-- Start INPUT MATERIAL --
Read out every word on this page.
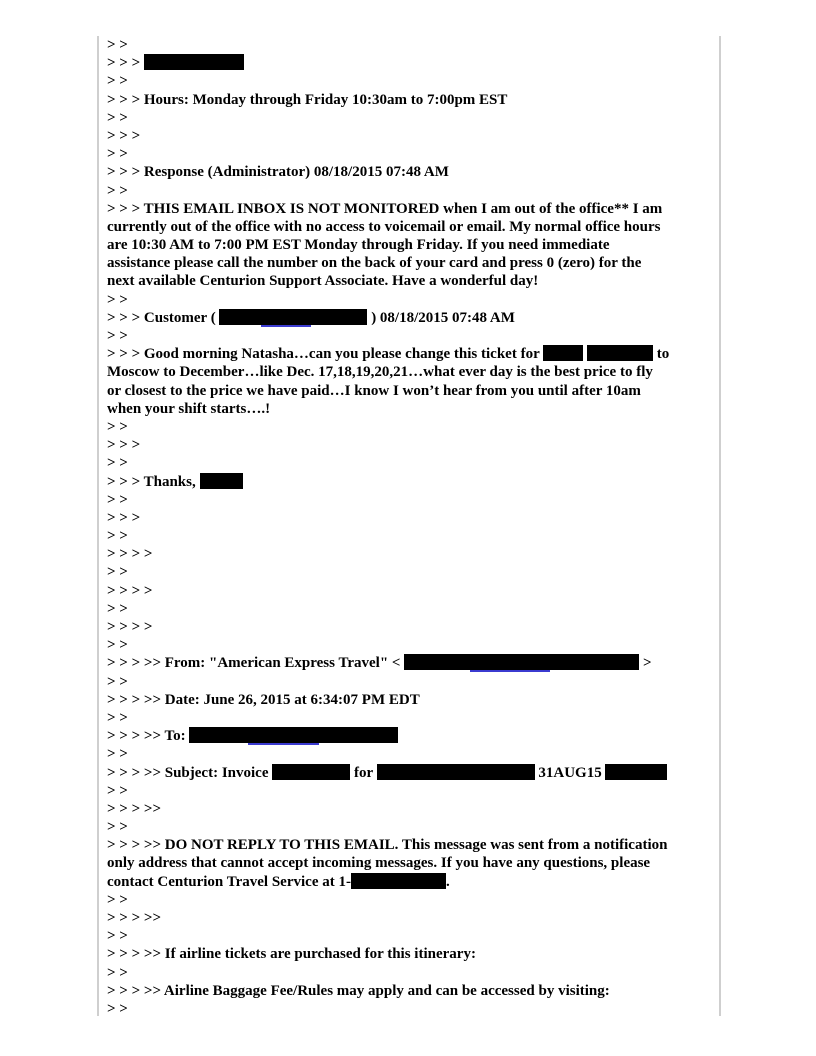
> >
> > >
> >
> > > Hours: Monday through Friday 10:30am to 7:00pm EST
> >
> > >
> >
> > > Response (Administrator) 08/18/2015 07:48 AM
> >
> > > THIS EMAIL INBOX IS NOT MONITORED when I am out of the office** I am
currently out of the office with no access to voicemail or email. My normal office hours
are 10:30 AM to 7:00 PM EST Monday through Friday. If you need immediate
assistance please call the number on the back of your card and press 0 (zero) for the
next available Centurion Support Associate. Have a wonderful day!
> >
> > > Customer (	) 08/18/2015 07:48 AM
> >
> > > Good morning Natasha…can you please change this ticket for	to
Moscow to December…like Dec. 17,18,19,20,21…what ever day is the best price to fly
or closest to the price we have paid…I know I won’t hear from you until after 10am
when your shift starts….!
> >
> > >
> >
> > > Thanks,
> >
> > >
> >
> > > >
> >
> > > >
> >
> > > >
> >
> > > >> From: "American Express Travel" <	>
> >
> > > >> Date: June 26, 2015 at 6:34:07 PM EDT
> >
> > > >> To:
> >
> > > >> Subject: Invoice	for	31AUG15
> >
> > > >>
> >
> > > >> DO NOT REPLY TO THIS EMAIL. This message was sent from a notification
only address that cannot accept incoming messages. If you have any questions, please
contact Centurion Travel Service at 1-	.
> >
> > > >>
> >
> > > >> If airline tickets are purchased for this itinerary:
> >
> > > >> Airline Baggage Fee/Rules may apply and can be accessed by visiting:
> >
-- End INPUT MATERIAL --
BRIEF => A number is the only answer here: how many lines of the material above contain "Monday"?

FINISHED TASK => 2